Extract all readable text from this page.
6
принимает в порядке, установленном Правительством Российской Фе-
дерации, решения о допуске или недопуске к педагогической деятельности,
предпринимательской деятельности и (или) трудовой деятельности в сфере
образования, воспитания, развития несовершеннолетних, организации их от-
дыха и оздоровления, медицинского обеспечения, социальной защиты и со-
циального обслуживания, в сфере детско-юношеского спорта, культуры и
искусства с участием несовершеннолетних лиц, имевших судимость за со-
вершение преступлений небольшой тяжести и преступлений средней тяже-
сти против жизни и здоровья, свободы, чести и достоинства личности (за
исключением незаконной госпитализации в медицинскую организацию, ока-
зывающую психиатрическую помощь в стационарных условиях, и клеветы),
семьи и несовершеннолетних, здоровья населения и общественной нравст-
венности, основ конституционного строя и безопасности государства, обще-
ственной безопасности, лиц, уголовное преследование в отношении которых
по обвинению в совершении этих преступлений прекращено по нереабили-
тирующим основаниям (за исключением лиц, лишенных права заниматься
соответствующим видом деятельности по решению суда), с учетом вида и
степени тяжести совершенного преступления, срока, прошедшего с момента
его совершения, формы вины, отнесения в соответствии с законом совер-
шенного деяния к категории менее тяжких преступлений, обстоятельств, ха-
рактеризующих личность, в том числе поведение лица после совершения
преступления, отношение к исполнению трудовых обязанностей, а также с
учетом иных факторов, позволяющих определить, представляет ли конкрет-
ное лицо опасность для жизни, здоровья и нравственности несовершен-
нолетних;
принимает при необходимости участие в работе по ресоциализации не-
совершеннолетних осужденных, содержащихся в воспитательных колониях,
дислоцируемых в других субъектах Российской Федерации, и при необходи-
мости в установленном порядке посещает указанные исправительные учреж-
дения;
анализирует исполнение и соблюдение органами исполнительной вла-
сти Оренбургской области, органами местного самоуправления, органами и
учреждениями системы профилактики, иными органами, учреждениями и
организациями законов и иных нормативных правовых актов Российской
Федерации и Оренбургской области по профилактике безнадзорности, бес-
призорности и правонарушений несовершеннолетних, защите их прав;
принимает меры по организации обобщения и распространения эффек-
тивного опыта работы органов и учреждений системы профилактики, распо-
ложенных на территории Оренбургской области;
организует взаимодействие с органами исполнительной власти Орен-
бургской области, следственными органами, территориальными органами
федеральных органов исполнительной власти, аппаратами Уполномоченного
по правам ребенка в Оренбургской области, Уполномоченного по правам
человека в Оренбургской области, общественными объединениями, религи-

+++

Written instruction
Extract the data in full. Keep it word for word.

Answer to the problem
Extract all readable text from this page.
6
принимает в порядке, установленном Правительством Российской Фе-
дерации, решения о допуске или недопуске к педагогической деятельности,
предпринимательской деятельности и (или) трудовой деятельности в сфере
образования, воспитания, развития несовершеннолетних, организации их от-
дыха и оздоровления, медицинского обеспечения, социальной защиты и со-
циального обслуживания, в сфере детско-юношеского спорта, культуры и
искусства с участием несовершеннолетних лиц, имевших судимость за со-
вершение преступлений небольшой тяжести и преступлений средней тяже-
сти против жизни и здоровья, свободы, чести и достоинства личности (за
исключением незаконной госпитализации в медицинскую организацию, ока-
зывающую психиатрическую помощь в стационарных условиях, и клеветы),
семьи и несовершеннолетних, здоровья населения и общественной нравст-
венности, основ конституционного строя и безопасности государства, обще-
ственной безопасности, лиц, уголовное преследование в отношении которых
по обвинению в совершении этих преступлений прекращено по нереабили-
тирующим основаниям (за исключением лиц, лишенных права заниматься
соответствующим видом деятельности по решению суда), с учетом вида и
степени тяжести совершенного преступления, срока, прошедшего с момента
его совершения, формы вины, отнесения в соответствии с законом совер-
шенного деяния к категории менее тяжких преступлений, обстоятельств, ха-
рактеризующих личность, в том числе поведение лица после совершения
преступления, отношение к исполнению трудовых обязанностей, а также с
учетом иных факторов, позволяющих определить, представляет ли конкрет-
ное лицо опасность для жизни, здоровья и нравственности несовершен-
нолетних;
принимает при необходимости участие в работе по ресоциализации не-
совершеннолетних осужденных, содержащихся в воспитательных колониях,
дислоцируемых в других субъектах Российской Федерации, и при необходи-
мости в установленном порядке посещает указанные исправительные учреж-
дения;
анализирует исполнение и соблюдение органами исполнительной вла-
сти Оренбургской области, органами местного самоуправления, органами и
учреждениями системы профилактики, иными органами, учреждениями и
организациями законов и иных нормативных правовых актов Российской
Федерации и Оренбургской области по профилактике безнадзорности, бес-
призорности и правонарушений несовершеннолетних, защите их прав;
принимает меры по организации обобщения и распространения эффек-
тивного опыта работы органов и учреждений системы профилактики, распо-
ложенных на территории Оренбургской области;
организует взаимодействие с органами исполнительной власти Орен-
бургской области, следственными органами, территориальными органами
федеральных органов исполнительной власти, аппаратами Уполномоченного
по правам ребенка в Оренбургской области, Уполномоченного по правам
человека в Оренбургской области, общественными объединениями, религи-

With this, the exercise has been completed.